**Task to complete:**
Which lines in the records below contain the word "Bible"? Copy each of them.

Lines of data:
------
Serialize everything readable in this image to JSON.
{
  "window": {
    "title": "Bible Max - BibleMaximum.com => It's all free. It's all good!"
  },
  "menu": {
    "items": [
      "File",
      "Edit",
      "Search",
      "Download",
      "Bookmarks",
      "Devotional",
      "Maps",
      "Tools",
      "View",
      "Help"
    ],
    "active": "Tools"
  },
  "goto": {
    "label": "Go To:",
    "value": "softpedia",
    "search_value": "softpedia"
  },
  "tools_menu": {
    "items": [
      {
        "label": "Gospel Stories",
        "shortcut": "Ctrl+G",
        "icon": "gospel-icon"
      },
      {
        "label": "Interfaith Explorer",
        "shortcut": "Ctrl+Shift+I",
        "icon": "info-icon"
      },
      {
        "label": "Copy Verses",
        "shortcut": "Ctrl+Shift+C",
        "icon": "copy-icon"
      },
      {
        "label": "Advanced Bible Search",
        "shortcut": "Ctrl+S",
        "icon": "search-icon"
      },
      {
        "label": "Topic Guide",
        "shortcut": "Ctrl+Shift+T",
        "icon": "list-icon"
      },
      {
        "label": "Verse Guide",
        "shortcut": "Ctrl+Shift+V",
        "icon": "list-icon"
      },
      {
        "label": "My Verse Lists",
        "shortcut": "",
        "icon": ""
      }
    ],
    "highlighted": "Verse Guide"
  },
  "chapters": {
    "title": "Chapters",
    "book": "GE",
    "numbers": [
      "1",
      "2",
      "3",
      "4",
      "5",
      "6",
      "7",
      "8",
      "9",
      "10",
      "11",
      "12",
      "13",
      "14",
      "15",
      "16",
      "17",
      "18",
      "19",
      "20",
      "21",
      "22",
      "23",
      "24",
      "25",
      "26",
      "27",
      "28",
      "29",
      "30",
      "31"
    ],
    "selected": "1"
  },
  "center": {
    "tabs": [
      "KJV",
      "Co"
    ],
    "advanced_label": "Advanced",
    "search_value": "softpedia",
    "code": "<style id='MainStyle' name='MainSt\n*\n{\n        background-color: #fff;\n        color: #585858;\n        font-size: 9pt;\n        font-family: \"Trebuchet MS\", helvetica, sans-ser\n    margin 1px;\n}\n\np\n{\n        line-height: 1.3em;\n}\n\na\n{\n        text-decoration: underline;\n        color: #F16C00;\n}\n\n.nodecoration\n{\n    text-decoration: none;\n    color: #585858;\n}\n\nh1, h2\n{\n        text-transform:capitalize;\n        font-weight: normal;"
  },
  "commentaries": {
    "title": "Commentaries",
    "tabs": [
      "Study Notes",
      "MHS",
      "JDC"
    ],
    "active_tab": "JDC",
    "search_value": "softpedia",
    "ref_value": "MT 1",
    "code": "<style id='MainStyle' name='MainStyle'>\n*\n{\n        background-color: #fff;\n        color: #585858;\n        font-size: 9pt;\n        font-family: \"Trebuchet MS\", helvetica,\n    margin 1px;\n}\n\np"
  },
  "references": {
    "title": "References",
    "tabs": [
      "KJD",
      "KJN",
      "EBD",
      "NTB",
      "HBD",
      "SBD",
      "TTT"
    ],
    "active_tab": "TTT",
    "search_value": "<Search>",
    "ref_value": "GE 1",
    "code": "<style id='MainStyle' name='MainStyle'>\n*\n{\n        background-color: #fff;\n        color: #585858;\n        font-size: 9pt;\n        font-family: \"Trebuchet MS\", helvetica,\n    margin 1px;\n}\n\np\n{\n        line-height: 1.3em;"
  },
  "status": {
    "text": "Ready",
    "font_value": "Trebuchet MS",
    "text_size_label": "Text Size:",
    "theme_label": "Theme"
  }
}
------
**Output of the task:**
    "title": "Bible Max - BibleMaximum.com => It's all free. It's all good!"
        "label": "Advanced Bible Search",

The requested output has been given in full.